INSTRUCTIONS FOR THE TASK:
Please repeat all of the listing exactly.

MATERIAL FOR THE TASK:
◆ ◆ ◆ ◆

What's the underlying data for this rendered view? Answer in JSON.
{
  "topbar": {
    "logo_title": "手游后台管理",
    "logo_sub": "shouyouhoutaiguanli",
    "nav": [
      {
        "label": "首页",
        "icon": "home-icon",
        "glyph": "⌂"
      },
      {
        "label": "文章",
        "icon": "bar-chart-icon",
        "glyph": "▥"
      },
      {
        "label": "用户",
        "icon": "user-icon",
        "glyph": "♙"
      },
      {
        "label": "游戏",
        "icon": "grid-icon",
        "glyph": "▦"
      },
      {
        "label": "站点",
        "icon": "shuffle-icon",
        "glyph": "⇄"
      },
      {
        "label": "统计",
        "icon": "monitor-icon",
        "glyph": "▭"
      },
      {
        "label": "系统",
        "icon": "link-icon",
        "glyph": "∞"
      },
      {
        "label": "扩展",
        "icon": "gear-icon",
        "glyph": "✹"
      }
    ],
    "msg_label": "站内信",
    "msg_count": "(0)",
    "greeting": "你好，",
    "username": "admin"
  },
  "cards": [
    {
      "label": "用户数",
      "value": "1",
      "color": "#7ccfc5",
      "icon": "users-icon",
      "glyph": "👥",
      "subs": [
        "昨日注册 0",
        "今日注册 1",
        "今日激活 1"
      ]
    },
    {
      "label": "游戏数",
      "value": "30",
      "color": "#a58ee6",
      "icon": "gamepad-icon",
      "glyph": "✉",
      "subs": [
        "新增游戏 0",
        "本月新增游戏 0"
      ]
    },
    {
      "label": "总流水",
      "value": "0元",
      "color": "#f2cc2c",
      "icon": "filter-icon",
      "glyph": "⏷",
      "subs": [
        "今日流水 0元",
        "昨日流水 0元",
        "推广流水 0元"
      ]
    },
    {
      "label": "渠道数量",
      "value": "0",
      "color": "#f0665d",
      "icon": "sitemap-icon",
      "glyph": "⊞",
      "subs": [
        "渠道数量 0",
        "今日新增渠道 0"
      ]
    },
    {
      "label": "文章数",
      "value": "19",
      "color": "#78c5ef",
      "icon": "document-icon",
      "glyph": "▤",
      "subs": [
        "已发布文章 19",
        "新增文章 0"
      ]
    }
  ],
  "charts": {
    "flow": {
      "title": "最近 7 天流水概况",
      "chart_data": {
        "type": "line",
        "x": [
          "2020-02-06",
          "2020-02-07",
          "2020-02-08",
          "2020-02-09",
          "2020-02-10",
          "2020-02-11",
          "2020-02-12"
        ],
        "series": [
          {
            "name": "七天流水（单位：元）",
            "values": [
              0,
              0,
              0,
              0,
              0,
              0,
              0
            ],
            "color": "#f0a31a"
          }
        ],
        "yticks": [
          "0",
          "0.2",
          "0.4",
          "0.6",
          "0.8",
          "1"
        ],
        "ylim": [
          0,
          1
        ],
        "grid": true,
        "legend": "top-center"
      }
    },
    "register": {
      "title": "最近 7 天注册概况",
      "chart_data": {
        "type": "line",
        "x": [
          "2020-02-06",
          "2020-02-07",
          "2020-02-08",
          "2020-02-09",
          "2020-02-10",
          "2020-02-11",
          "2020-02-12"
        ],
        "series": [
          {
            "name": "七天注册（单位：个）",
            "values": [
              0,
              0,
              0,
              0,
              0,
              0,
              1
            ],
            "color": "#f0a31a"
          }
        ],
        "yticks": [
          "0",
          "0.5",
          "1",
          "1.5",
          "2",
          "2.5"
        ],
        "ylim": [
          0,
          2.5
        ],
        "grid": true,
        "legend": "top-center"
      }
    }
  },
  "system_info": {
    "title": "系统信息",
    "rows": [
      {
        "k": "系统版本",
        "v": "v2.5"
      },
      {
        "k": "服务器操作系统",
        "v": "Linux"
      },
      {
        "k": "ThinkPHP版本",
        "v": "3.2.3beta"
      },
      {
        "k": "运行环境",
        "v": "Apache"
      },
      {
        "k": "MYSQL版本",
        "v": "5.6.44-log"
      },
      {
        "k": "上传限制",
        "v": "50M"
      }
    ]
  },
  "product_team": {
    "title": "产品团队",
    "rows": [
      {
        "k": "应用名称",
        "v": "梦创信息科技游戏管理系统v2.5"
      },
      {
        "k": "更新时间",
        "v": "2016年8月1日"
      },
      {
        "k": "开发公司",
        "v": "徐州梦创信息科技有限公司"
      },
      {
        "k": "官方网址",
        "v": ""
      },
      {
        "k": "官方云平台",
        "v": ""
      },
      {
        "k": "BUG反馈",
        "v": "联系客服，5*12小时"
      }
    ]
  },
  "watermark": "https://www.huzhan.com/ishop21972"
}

◆ ◆ ◆ ◆

COMPLETE RESPONSE:
What's the underlying data for this rendered view? Answer in JSON.
{
  "topbar": {
    "logo_title": "手游后台管理",
    "logo_sub": "shouyouhoutaiguanli",
    "nav": [
      {
        "label": "首页",
        "icon": "home-icon",
        "glyph": "⌂"
      },
      {
        "label": "文章",
        "icon": "bar-chart-icon",
        "glyph": "▥"
      },
      {
        "label": "用户",
        "icon": "user-icon",
        "glyph": "♙"
      },
      {
        "label": "游戏",
        "icon": "grid-icon",
        "glyph": "▦"
      },
      {
        "label": "站点",
        "icon": "shuffle-icon",
        "glyph": "⇄"
      },
      {
        "label": "统计",
        "icon": "monitor-icon",
        "glyph": "▭"
      },
      {
        "label": "系统",
        "icon": "link-icon",
        "glyph": "∞"
      },
      {
        "label": "扩展",
        "icon": "gear-icon",
        "glyph": "✹"
      }
    ],
    "msg_label": "站内信",
    "msg_count": "(0)",
    "greeting": "你好，",
    "username": "admin"
  },
  "cards": [
    {
      "label": "用户数",
      "value": "1",
      "color": "#7ccfc5",
      "icon": "users-icon",
      "glyph": "👥",
      "subs": [
        "昨日注册 0",
        "今日注册 1",
        "今日激活 1"
      ]
    },
    {
      "label": "游戏数",
      "value": "30",
      "color": "#a58ee6",
      "icon": "gamepad-icon",
      "glyph": "✉",
      "subs": [
        "新增游戏 0",
        "本月新增游戏 0"
      ]
    },
    {
      "label": "总流水",
      "value": "0元",
      "color": "#f2cc2c",
      "icon": "filter-icon",
      "glyph": "⏷",
      "subs": [
        "今日流水 0元",
        "昨日流水 0元",
        "推广流水 0元"
      ]
    },
    {
      "label": "渠道数量",
      "value": "0",
      "color": "#f0665d",
      "icon": "sitemap-icon",
      "glyph": "⊞",
      "subs": [
        "渠道数量 0",
        "今日新增渠道 0"
      ]
    },
    {
      "label": "文章数",
      "value": "19",
      "color": "#78c5ef",
      "icon": "document-icon",
      "glyph": "▤",
      "subs": [
        "已发布文章 19",
        "新增文章 0"
      ]
    }
  ],
  "charts": {
    "flow": {
      "title": "最近 7 天流水概况",
      "chart_data": {
        "type": "line",
        "x": [
          "2020-02-06",
          "2020-02-07",
          "2020-02-08",
          "2020-02-09",
          "2020-02-10",
          "2020-02-11",
          "2020-02-12"
        ],
        "series": [
          {
            "name": "七天流水（单位：元）",
            "values": [
              0,
              0,
              0,
              0,
              0,
              0,
              0
            ],
            "color": "#f0a31a"
          }
        ],
        "yticks": [
          "0",
          "0.2",
          "0.4",
          "0.6",
          "0.8",
          "1"
        ],
        "ylim": [
          0,
          1
        ],
        "grid": true,
        "legend": "top-center"
      }
    },
    "register": {
      "title": "最近 7 天注册概况",
      "chart_data": {
        "type": "line",
        "x": [
          "2020-02-06",
          "2020-02-07",
          "2020-02-08",
          "2020-02-09",
          "2020-02-10",
          "2020-02-11",
          "2020-02-12"
        ],
        "series": [
          {
            "name": "七天注册（单位：个）",
            "values": [
              0,
              0,
              0,
              0,
              0,
              0,
              1
            ],
            "color": "#f0a31a"
          }
        ],
        "yticks": [
          "0",
          "0.5",
          "1",
          "1.5",
          "2",
          "2.5"
        ],
        "ylim": [
          0,
          2.5
        ],
        "grid": true,
        "legend": "top-center"
      }
    }
  },
  "system_info": {
    "title": "系统信息",
    "rows": [
      {
        "k": "系统版本",
        "v": "v2.5"
      },
      {
        "k": "服务器操作系统",
        "v": "Linux"
      },
      {
        "k": "ThinkPHP版本",
        "v": "3.2.3beta"
      },
      {
        "k": "运行环境",
        "v": "Apache"
      },
      {
        "k": "MYSQL版本",
        "v": "5.6.44-log"
      },
      {
        "k": "上传限制",
        "v": "50M"
      }
    ]
  },
  "product_team": {
    "title": "产品团队",
    "rows": [
      {
        "k": "应用名称",
        "v": "梦创信息科技游戏管理系统v2.5"
      },
      {
        "k": "更新时间",
        "v": "2016年8月1日"
      },
      {
        "k": "开发公司",
        "v": "徐州梦创信息科技有限公司"
      },
      {
        "k": "官方网址",
        "v": ""
      },
      {
        "k": "官方云平台",
        "v": ""
      },
      {
        "k": "BUG反馈",
        "v": "联系客服，5*12小时"
      }
    ]
  },
  "watermark": "https://www.huzhan.com/ishop21972"
}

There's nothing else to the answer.